- [GIVEN TASK]: Using the entries that follow, collect the lines where the word "Общая" appears.

- [SUPPLIED MATERIAL]:
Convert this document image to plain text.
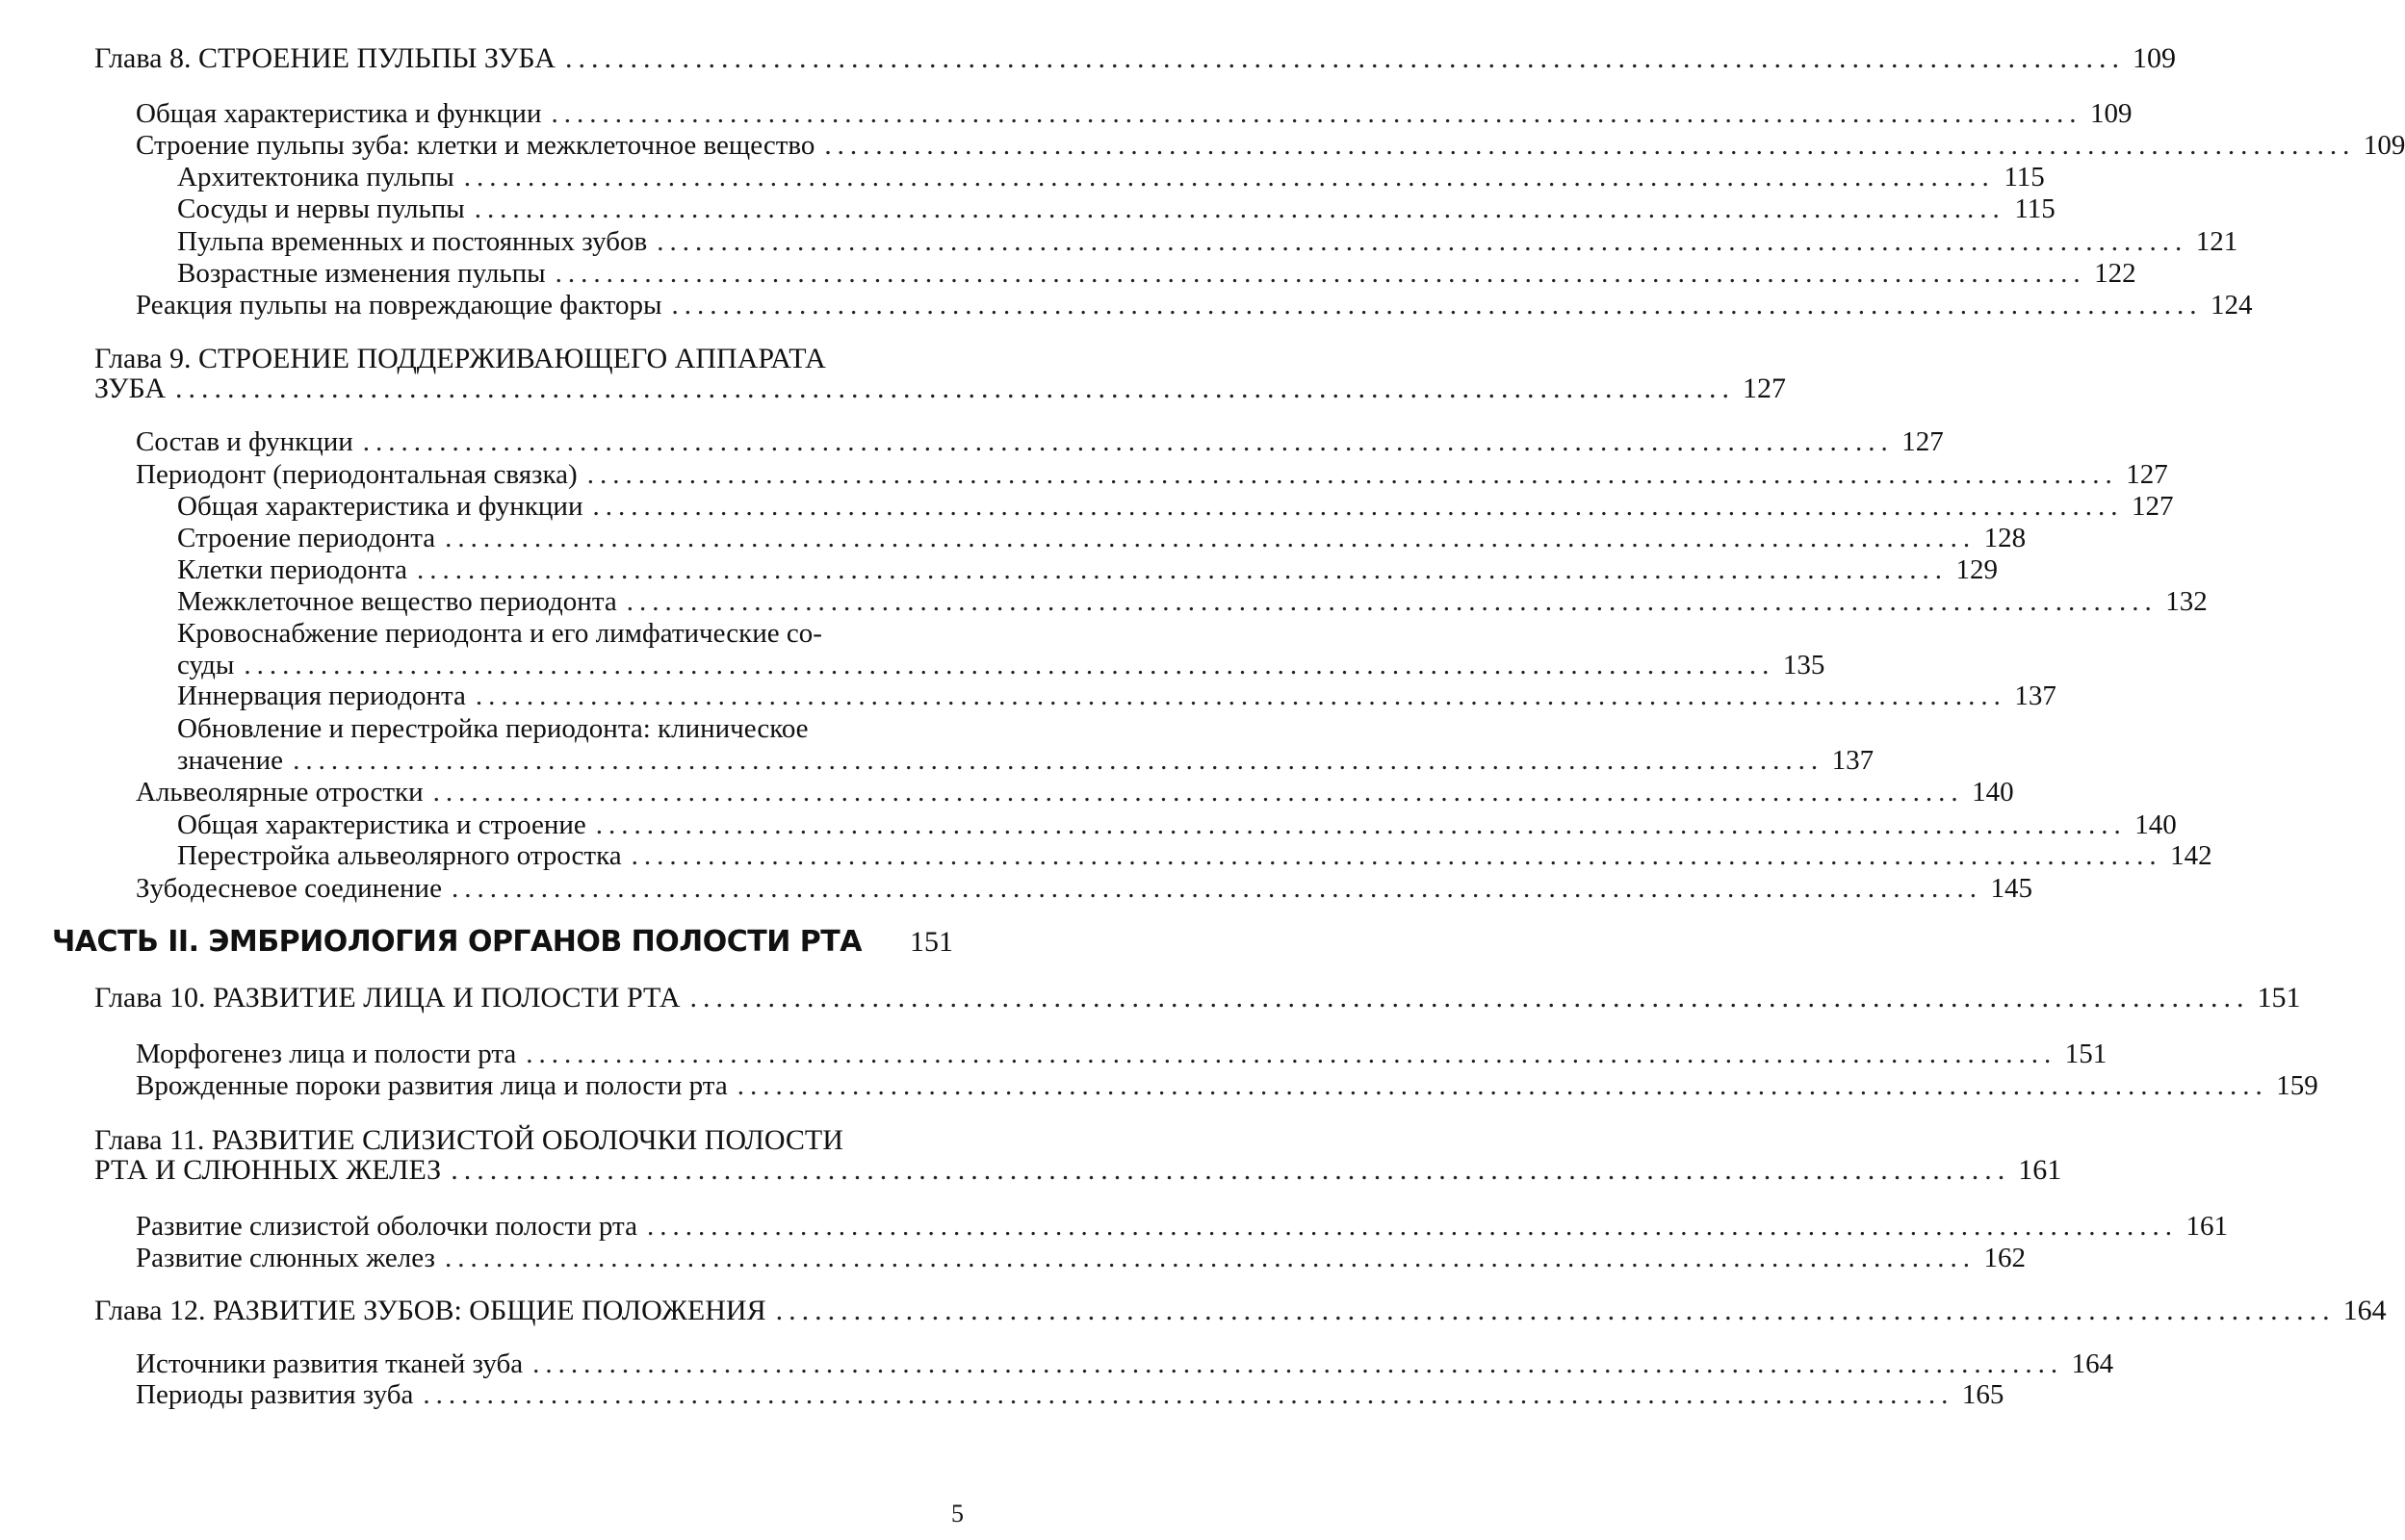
Глава 8. СТРОЕНИЕ ПУЛЬПЫ ЗУБА ........................................................................................................................ 109
Общая характеристика и функции ........................................................................................................................ 109
Строение пульпы зуба: клетки и межклеточное вещество ........................................................................................................................ 109
Архитектоника пульпы ........................................................................................................................ 115
Сосуды и нервы пульпы ........................................................................................................................ 115
Пульпа временных и постоянных зубов ........................................................................................................................ 121
Возрастные изменения пульпы ........................................................................................................................ 122
Реакция пульпы на повреждающие факторы ........................................................................................................................ 124
Глава 9. СТРОЕНИЕ ПОДДЕРЖИВАЮЩЕГО АППАРАТА
ЗУБА ........................................................................................................................ 127
Состав и функции ........................................................................................................................ 127
Периодонт (периодонтальная связка) ........................................................................................................................ 127
Общая характеристика и функции ........................................................................................................................ 127
Строение периодонта ........................................................................................................................ 128
Клетки периодонта ........................................................................................................................ 129
Межклеточное вещество периодонта ........................................................................................................................ 132
Кровоснабжение периодонта и его лимфатические со-
суды ........................................................................................................................ 135
Иннервация периодонта ........................................................................................................................ 137
Обновление и перестройка периодонта: клиническое
значение ........................................................................................................................ 137
Альвеолярные отростки ........................................................................................................................ 140
Общая характеристика и строение ........................................................................................................................ 140
Перестройка альвеолярного отростка ........................................................................................................................ 142
Зубодесневое соединение ........................................................................................................................ 145
ЧАСТЬ II. ЭМБРИОЛОГИЯ ОРГАНОВ ПОЛОСТИ РТА 151
Глава 10. РАЗВИТИЕ ЛИЦА И ПОЛОСТИ РТА ........................................................................................................................ 151
Морфогенез лица и полости рта ........................................................................................................................ 151
Врожденные пороки развития лица и полости рта ........................................................................................................................ 159
Глава 11. РАЗВИТИЕ СЛИЗИСТОЙ ОБОЛОЧКИ ПОЛОСТИ
РТА И СЛЮННЫХ ЖЕЛЕЗ ........................................................................................................................ 161
Развитие слизистой оболочки полости рта ........................................................................................................................ 161
Развитие слюнных желез ........................................................................................................................ 162
Глава 12. РАЗВИТИЕ ЗУБОВ: ОБЩИЕ ПОЛОЖЕНИЯ ........................................................................................................................ 164
Источники развития тканей зуба ........................................................................................................................ 164
Периоды развития зуба ........................................................................................................................ 165
5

- [RESULT OF THIS TASK]:
Общая характеристика и функции ........................................................................................................................ 109
Общая характеристика и функции ........................................................................................................................ 127
Общая характеристика и строение ........................................................................................................................ 140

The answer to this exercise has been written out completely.